_PROBLEM REQUIREMENTS:_ Pictures aside, repeat every entry exactly.

= = = = =

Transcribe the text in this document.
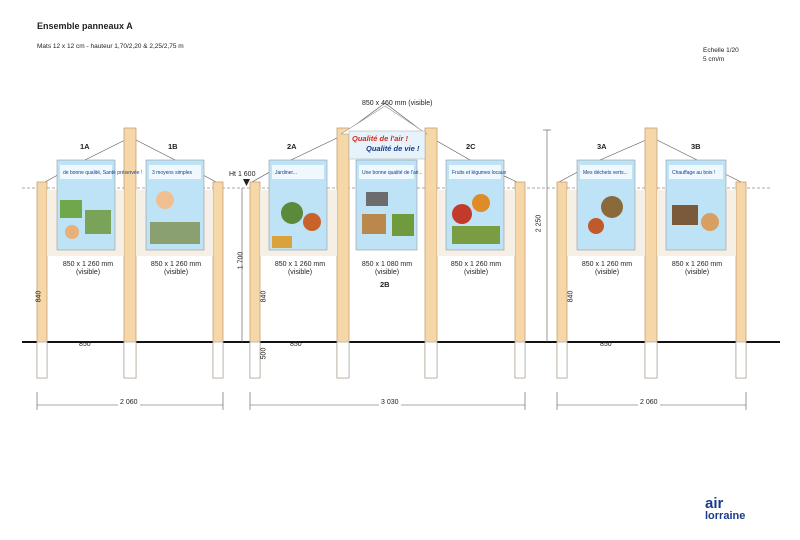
Ensemble panneaux A
Mats 12 x 12 cm - hauteur 1,70/2,20 & 2,25/2,75 m
Echelle 1/20
5 cm/m
de bonne qualité, Santé préservée ! 3 moyens simples	Jardiner...	Une bonne qualité de l'air...	Fruits et légumes locaux	Mes déchets verts...	Chauffage au bois !
850 x 460 mm (visible)
Qualité de l'air !
Qualité de vie !
1A	1B	2A	2C	3A	3B
2B
850 x 1 260 mm
(visible)
850 x 1 260 mm
(visible)
850 x 1 260 mm
(visible)
850 x 1 080 mm
(visible)
850 x 1 260 mm
(visible)
850 x 1 260 mm
(visible)
850 x 1 260 mm
(visible)
Ht 1 600
1 700
2 250
840	840	840
500
850	850	850
2 060	3 030	2 060
air
lorraine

= = = = =

_COMPLETED EXERCISE:_
Transcribe the text in this document.
Ensemble panneaux A
Mats 12 x 12 cm - hauteur 1,70/2,20 & 2,25/2,75 m
Echelle 1/20
5 cm/m
de bonne qualité, Santé préservée ! 3 moyens simples	Jardiner...	Une bonne qualité de l'air...	Fruits et légumes locaux	Mes déchets verts...	Chauffage au bois !
850 x 460 mm (visible)
Qualité de l'air !
Qualité de vie !
1A	1B	2A	2C	3A	3B
2B
850 x 1 260 mm
(visible)
850 x 1 260 mm
(visible)
850 x 1 260 mm
(visible)
850 x 1 080 mm
(visible)
850 x 1 260 mm
(visible)
850 x 1 260 mm
(visible)
850 x 1 260 mm
(visible)
Ht 1 600
1 700
2 250
840	840	840
500
850	850	850
2 060	3 030	2 060
air
lorraine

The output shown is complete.